*Set problem:* From the listing below, pull out each line that contains the word "грибы" and copy it.

*Exercise material:*
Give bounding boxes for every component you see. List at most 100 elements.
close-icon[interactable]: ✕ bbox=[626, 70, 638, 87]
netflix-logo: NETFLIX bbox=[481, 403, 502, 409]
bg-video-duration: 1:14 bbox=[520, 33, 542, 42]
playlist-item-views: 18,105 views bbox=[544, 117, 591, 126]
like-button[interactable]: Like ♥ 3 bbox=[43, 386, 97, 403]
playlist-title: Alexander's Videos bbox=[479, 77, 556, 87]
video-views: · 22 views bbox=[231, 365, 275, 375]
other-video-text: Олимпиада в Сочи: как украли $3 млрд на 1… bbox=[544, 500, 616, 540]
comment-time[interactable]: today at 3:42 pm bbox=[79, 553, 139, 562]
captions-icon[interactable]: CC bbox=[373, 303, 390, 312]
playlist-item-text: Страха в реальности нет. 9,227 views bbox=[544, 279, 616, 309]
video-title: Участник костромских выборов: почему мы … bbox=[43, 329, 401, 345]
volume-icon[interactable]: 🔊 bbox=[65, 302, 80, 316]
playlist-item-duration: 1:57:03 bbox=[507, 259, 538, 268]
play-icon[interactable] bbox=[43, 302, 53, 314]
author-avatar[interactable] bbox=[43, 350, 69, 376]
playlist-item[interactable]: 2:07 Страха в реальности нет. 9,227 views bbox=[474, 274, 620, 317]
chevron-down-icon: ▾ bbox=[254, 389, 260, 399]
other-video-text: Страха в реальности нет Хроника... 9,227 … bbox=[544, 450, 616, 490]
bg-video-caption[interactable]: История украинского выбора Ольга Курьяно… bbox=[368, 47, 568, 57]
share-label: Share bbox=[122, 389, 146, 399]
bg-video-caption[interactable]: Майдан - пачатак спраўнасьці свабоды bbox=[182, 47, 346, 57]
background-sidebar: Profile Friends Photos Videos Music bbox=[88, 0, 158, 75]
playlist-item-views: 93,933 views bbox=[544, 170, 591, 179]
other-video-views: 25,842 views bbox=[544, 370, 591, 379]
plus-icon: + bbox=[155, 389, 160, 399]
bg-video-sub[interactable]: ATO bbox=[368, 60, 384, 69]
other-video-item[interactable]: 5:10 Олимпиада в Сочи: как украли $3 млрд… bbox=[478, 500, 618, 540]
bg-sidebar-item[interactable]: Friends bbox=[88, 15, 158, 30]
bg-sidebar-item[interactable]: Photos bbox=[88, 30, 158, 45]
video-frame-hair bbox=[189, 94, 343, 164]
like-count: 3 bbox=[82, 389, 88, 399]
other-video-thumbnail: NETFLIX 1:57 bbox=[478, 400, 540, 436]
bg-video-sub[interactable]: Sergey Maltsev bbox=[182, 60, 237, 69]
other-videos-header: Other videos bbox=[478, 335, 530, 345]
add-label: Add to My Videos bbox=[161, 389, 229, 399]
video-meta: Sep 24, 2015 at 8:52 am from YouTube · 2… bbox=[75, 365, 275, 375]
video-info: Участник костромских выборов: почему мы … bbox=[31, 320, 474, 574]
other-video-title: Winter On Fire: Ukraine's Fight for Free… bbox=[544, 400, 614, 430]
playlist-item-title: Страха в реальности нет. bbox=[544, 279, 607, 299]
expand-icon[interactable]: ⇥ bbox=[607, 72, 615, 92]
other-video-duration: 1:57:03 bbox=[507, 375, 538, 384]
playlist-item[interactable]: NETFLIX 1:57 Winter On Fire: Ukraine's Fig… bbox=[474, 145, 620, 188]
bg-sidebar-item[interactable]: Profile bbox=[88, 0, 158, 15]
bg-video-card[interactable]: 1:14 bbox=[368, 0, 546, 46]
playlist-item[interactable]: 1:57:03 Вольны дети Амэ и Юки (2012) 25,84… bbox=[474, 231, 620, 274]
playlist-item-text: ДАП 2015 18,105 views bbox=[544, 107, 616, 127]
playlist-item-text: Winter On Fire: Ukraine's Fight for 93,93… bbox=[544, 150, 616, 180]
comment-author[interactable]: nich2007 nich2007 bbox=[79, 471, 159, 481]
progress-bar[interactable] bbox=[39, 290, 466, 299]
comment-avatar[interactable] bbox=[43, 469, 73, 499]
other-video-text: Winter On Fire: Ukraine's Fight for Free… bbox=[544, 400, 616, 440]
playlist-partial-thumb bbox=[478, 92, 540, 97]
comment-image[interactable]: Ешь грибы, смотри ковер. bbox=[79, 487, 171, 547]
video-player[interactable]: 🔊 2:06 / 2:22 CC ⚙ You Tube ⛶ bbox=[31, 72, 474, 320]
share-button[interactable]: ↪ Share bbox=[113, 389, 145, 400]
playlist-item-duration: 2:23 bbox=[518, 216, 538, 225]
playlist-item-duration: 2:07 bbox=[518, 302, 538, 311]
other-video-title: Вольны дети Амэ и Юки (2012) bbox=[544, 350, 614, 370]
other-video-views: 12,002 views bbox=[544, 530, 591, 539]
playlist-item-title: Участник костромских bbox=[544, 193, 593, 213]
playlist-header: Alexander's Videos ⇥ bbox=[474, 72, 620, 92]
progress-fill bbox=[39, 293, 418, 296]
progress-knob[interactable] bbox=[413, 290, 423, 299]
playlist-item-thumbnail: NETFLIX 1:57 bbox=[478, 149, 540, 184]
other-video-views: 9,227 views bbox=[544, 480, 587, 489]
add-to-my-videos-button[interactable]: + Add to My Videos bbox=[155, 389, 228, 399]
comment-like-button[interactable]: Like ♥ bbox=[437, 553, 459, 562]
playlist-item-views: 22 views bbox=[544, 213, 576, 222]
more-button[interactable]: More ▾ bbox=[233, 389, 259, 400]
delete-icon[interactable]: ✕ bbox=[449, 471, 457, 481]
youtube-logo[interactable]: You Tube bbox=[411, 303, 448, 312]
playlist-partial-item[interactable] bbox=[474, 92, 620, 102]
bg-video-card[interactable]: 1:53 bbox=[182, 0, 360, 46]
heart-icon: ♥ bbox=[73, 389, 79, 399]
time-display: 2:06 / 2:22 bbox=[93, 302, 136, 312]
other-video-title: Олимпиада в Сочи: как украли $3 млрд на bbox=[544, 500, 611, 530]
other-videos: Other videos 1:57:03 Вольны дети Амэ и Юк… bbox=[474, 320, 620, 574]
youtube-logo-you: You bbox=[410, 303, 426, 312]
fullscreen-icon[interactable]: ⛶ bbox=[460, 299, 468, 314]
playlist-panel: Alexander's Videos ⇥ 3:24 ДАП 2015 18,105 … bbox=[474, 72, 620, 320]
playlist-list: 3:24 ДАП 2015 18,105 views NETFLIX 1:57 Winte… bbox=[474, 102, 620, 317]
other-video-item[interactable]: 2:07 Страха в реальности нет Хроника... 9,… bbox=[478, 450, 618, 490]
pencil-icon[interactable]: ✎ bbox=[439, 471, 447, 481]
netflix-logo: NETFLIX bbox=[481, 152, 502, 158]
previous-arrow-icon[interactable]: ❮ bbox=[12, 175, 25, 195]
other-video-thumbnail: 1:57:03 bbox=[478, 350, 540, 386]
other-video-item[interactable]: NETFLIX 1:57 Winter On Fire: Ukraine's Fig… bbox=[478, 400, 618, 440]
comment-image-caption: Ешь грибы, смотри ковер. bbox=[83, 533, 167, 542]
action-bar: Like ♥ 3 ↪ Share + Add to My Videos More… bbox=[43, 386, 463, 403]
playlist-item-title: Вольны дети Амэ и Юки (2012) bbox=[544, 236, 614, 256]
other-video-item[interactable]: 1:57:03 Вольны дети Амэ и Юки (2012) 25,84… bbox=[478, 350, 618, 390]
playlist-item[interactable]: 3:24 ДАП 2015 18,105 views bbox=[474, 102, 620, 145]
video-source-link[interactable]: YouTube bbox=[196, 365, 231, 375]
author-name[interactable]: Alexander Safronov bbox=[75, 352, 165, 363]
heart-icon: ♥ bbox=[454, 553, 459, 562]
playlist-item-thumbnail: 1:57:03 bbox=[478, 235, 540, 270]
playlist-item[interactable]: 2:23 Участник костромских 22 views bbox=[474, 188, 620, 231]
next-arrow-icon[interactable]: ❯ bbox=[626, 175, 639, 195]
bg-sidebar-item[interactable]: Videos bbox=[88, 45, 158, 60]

*Task output:*
comment-image[interactable]: Ешь грибы, смотри ковер. bbox=[79, 487, 171, 547]
comment-image-caption: Ешь грибы, смотри ковер. bbox=[83, 533, 167, 542]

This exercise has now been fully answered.